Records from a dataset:
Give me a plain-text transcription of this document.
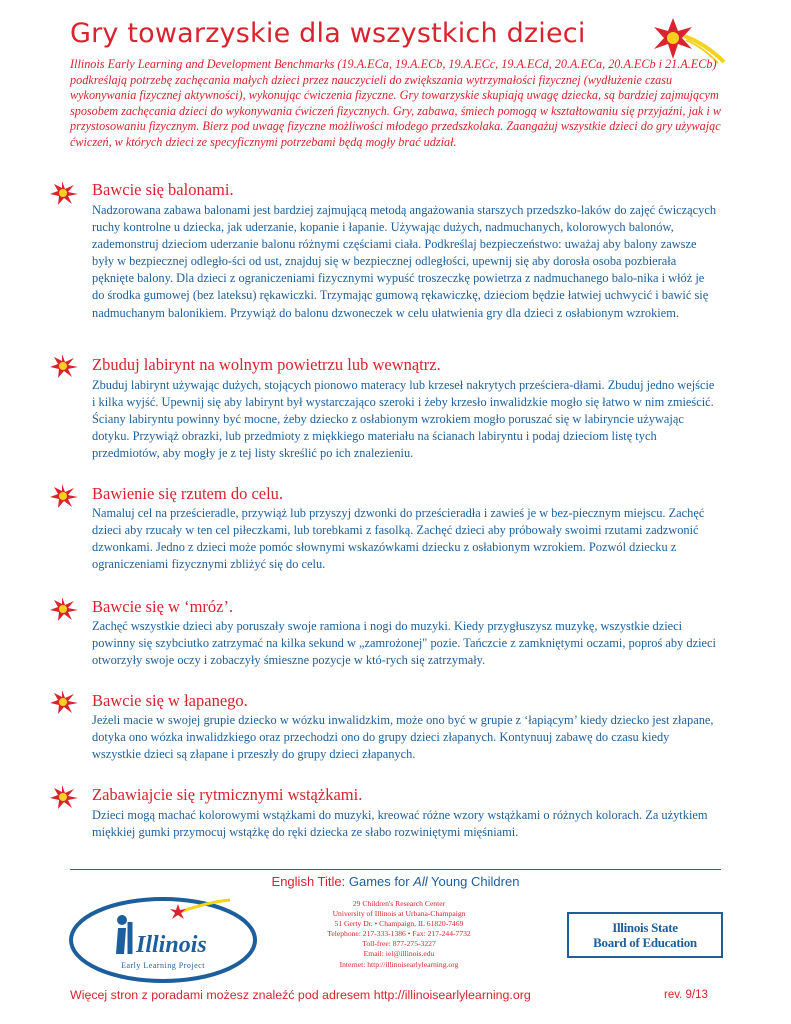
Gry towarzyskie dla wszystkich dzieci
Illinois Early Learning and Development Benchmarks (19.A.ECa, 19.A.ECb, 19.A.ECc, 19.A.ECd, 20.A.ECa, 20.A.ECb i 21.A.ECb) podkreślają potrzebę zachęcania małych dzieci przez nauczycieli do zwiększania wytrzymałości fizycznej (wydłużenie czasu wykonywania fizycznej aktywności), wykonując ćwiczenia fizyczne. Gry towarzyskie skupiają uwagę dziecka, są bardziej zajmującym sposobem zachęcania dzieci do wykonywania ćwiczeń fizycznych. Gry, zabawa, śmiech pomogą w kształtowaniu się przyjaźni, jak i w przystosowaniu fizycznym. Bierz pod uwagę fizyczne możliwości młodego przedszkolaka. Zaangażuj wszystkie dzieci do gry używając ćwiczeń, w których dzieci ze specyficznymi potrzebami będą mogły brać udział.
Bawcie się balonami.
Nadzorowana zabawa balonami jest bardziej zajmującą metodą angażowania starszych przedszko-laków do zajęć ćwiczących ruchy kontrolne u dziecka, jak uderzanie, kopanie i łapanie. Używając dużych, nadmuchanych, kolorowych balonów, zademonstruj dzieciom uderzanie balonu różnymi częściami ciała. Podkreślaj bezpieczeństwo: uważaj aby balony zawsze były w bezpiecznej odległo-ści od ust, znajduj się w bezpiecznej odległości, upewnij się aby dorosła osoba pozbierała pęknięte balony. Dla dzieci z ograniczeniami fizycznymi wypuść troszeczkę powietrza z nadmuchanego balo-nika i włóż je do środka gumowej (bez lateksu) rękawiczki. Trzymając gumową rękawiczkę, dzieciom będzie łatwiej uchwycić i bawić się nadmuchanym balonikiem. Przywiąż do balonu dzwoneczek w celu ułatwienia gry dla dzieci z osłabionym wzrokiem.
Zbuduj labirynt na wolnym powietrzu lub wewnątrz.
Zbuduj labirynt używając dużych, stojących pionowo materacy lub krzeseł nakrytych prześciera-dłami. Zbuduj jedno wejście i kilka wyjść. Upewnij się aby labirynt był wystarczająco szeroki i żeby krzesło inwalidzkie mogło się łatwo w nim zmieścić. Ściany labiryntu powinny być mocne, żeby dziecko z osłabionym wzrokiem mogło poruszać się w labiryncie używając dotyku. Przywiąż obrazki, lub przedmioty z miękkiego materiału na ścianach labiryntu i podaj dzieciom listę tych przedmiotów, aby mogły je z tej listy skreślić po ich znalezieniu.
Bawienie się rzutem do celu.
Namaluj cel na prześcieradle, przywiąż lub przyszyj dzwonki do prześcieradła i zawieś je w bez-piecznym miejscu. Zachęć dzieci aby rzucały w ten cel piłeczkami, lub torebkami z fasolką. Zachęć dzieci aby próbowały swoimi rzutami zadzwonić dzwonkami. Jedno z dzieci może pomóc słownymi wskazówkami dziecku z osłabionym wzrokiem. Pozwól dziecku z ograniczeniami fizycznymi zbliżyć się do celu.
Bawcie się w ‘mróz’.
Zachęć wszystkie dzieci aby poruszały swoje ramiona i nogi do muzyki. Kiedy przygłuszysz muzykę, wszystkie dzieci powinny się szybciutko zatrzymać na kilka sekund w „zamrożonej" pozie. Tańczcie z zamkniętymi oczami, poproś aby dzieci otworzyły swoje oczy i zobaczyły śmieszne pozycje w któ-rych się zatrzymały.
Bawcie się w łapanego.
Jeżeli macie w swojej grupie dziecko w wózku inwalidzkim, może ono być w grupie z ‘łapiącym’ kiedy dziecko jest złapane, dotyka ono wózka inwalidzkiego oraz przechodzi ono do grupy dzieci złapanych. Kontynuuj zabawę do czasu kiedy wszystkie dzieci są złapane i przeszły do grupy dzieci złapanych.
Zabawiajcie się rytmicznymi wstążkami.
Dzieci mogą machać kolorowymi wstążkami do muzyki, kreować różne wzory wstążkami o różnych kolorach. Za użytkiem miękkiej gumki przymocuj wstążkę do ręki dziecka ze słabo rozwiniętymi mięśniami.
English Title: Games for All Young Children
Illinois
Early Learning Project
29 Children's Research Center
University of Illinois at Urbana-Champaign
51 Gerty Dr. • Champaign, IL 61820-7469
Telephone: 217-333-1386 • Fax: 217-244-7732
Toll-free: 877-275-3227
Email: iel@illinois.edu
Internet: http://illinoisearlylearning.org
Illinois State
Board of Education
Więcej stron z poradami możesz znaleźć pod adresem http://illinoisearlylearning.org	rev. 9/13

SHORT EXERCISE:
Each line containing the word "muzyki" counts once; report the total alone.

ANSWER TO THIS EXERCISE:
2